TASK GOAL →
Copy all of the material exactly. Pictures are not to appear in the copy.

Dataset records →
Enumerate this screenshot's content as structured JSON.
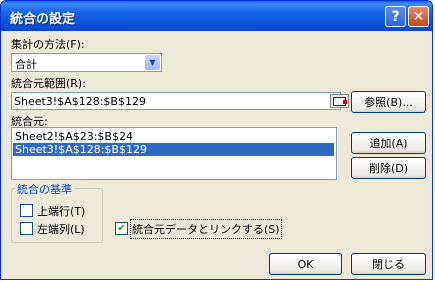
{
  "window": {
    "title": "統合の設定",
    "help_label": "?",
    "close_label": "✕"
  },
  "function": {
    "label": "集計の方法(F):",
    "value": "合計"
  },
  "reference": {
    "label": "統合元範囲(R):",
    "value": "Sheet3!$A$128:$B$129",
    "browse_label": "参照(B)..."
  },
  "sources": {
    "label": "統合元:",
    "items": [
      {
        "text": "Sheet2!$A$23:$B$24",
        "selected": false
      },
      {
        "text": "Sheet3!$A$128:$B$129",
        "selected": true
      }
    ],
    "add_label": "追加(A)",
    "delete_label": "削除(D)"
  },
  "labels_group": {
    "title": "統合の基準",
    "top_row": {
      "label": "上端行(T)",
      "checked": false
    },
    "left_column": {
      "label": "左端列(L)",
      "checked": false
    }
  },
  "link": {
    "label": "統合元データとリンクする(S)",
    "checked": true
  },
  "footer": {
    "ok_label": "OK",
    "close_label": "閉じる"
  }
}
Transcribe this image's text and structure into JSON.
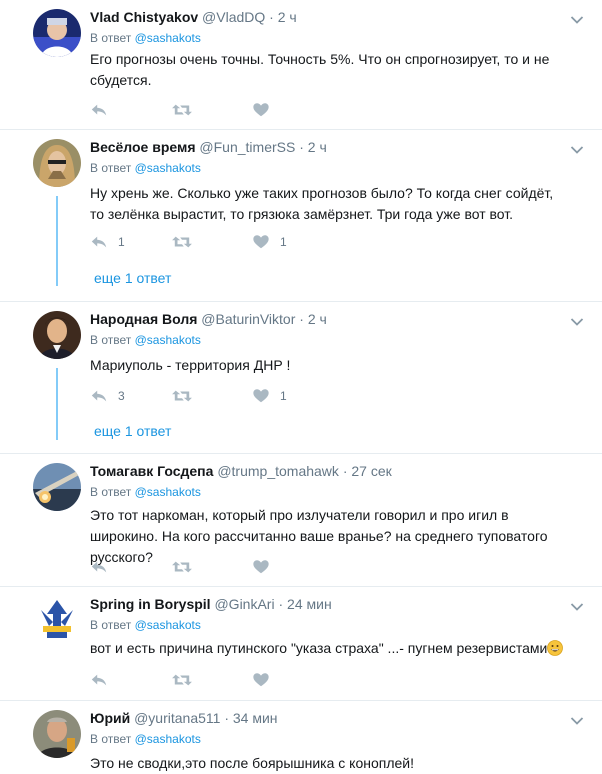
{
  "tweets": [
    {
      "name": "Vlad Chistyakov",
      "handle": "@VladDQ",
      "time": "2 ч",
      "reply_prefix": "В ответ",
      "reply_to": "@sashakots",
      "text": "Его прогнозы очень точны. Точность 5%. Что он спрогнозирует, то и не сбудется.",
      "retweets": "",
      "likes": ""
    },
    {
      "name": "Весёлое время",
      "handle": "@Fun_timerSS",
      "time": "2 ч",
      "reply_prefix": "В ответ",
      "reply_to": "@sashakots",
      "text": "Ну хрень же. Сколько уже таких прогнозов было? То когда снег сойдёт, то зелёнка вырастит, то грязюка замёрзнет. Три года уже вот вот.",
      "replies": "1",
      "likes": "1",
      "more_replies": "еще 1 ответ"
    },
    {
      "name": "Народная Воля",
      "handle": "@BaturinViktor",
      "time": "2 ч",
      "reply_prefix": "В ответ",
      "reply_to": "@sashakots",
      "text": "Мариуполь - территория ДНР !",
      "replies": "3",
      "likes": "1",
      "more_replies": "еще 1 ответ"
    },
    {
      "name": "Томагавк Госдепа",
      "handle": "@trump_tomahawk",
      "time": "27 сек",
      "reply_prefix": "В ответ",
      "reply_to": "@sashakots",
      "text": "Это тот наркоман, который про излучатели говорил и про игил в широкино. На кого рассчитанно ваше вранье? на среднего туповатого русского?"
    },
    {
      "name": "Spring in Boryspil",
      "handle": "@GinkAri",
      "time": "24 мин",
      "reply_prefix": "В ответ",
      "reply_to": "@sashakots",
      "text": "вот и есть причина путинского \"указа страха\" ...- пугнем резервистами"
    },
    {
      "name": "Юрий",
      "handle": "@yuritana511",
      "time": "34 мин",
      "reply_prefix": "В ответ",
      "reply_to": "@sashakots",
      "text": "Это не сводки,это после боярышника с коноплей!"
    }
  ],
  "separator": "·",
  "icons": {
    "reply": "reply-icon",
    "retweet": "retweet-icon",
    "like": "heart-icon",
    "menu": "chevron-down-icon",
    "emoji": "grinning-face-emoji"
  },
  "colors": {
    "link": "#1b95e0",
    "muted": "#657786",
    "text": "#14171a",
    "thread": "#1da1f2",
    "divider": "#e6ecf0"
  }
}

EXERCISE RESULT →
Enumerate this screenshot's content as structured JSON.
{
  "window": {
    "title": "統合の設定",
    "help_label": "?",
    "close_label": "✕"
  },
  "function": {
    "label": "集計の方法(F):",
    "value": "合計"
  },
  "reference": {
    "label": "統合元範囲(R):",
    "value": "Sheet3!$A$128:$B$129",
    "browse_label": "参照(B)..."
  },
  "sources": {
    "label": "統合元:",
    "items": [
      {
        "text": "Sheet2!$A$23:$B$24",
        "selected": false
      },
      {
        "text": "Sheet3!$A$128:$B$129",
        "selected": true
      }
    ],
    "add_label": "追加(A)",
    "delete_label": "削除(D)"
  },
  "labels_group": {
    "title": "統合の基準",
    "top_row": {
      "label": "上端行(T)",
      "checked": false
    },
    "left_column": {
      "label": "左端列(L)",
      "checked": false
    }
  },
  "link": {
    "label": "統合元データとリンクする(S)",
    "checked": true
  },
  "footer": {
    "ok_label": "OK",
    "close_label": "閉じる"
  }
}
Transcribe this image's text and structure into JSON.
{
  "tweets": [
    {
      "name": "Vlad Chistyakov",
      "handle": "@VladDQ",
      "time": "2 ч",
      "reply_prefix": "В ответ",
      "reply_to": "@sashakots",
      "text": "Его прогнозы очень точны. Точность 5%. Что он спрогнозирует, то и не сбудется.",
      "retweets": "",
      "likes": ""
    },
    {
      "name": "Весёлое время",
      "handle": "@Fun_timerSS",
      "time": "2 ч",
      "reply_prefix": "В ответ",
      "reply_to": "@sashakots",
      "text": "Ну хрень же. Сколько уже таких прогнозов было? То когда снег сойдёт, то зелёнка вырастит, то грязюка замёрзнет. Три года уже вот вот.",
      "replies": "1",
      "likes": "1",
      "more_replies": "еще 1 ответ"
    },
    {
      "name": "Народная Воля",
      "handle": "@BaturinViktor",
      "time": "2 ч",
      "reply_prefix": "В ответ",
      "reply_to": "@sashakots",
      "text": "Мариуполь - территория ДНР !",
      "replies": "3",
      "likes": "1",
      "more_replies": "еще 1 ответ"
    },
    {
      "name": "Томагавк Госдепа",
      "handle": "@trump_tomahawk",
      "time": "27 сек",
      "reply_prefix": "В ответ",
      "reply_to": "@sashakots",
      "text": "Это тот наркоман, который про излучатели говорил и про игил в широкино. На кого рассчитанно ваше вранье? на среднего туповатого русского?"
    },
    {
      "name": "Spring in Boryspil",
      "handle": "@GinkAri",
      "time": "24 мин",
      "reply_prefix": "В ответ",
      "reply_to": "@sashakots",
      "text": "вот и есть причина путинского \"указа страха\" ...- пугнем резервистами"
    },
    {
      "name": "Юрий",
      "handle": "@yuritana511",
      "time": "34 мин",
      "reply_prefix": "В ответ",
      "reply_to": "@sashakots",
      "text": "Это не сводки,это после боярышника с коноплей!"
    }
  ],
  "separator": "·",
  "icons": {
    "reply": "reply-icon",
    "retweet": "retweet-icon",
    "like": "heart-icon",
    "menu": "chevron-down-icon",
    "emoji": "grinning-face-emoji"
  },
  "colors": {
    "link": "#1b95e0",
    "muted": "#657786",
    "text": "#14171a",
    "thread": "#1da1f2",
    "divider": "#e6ecf0"
  }
}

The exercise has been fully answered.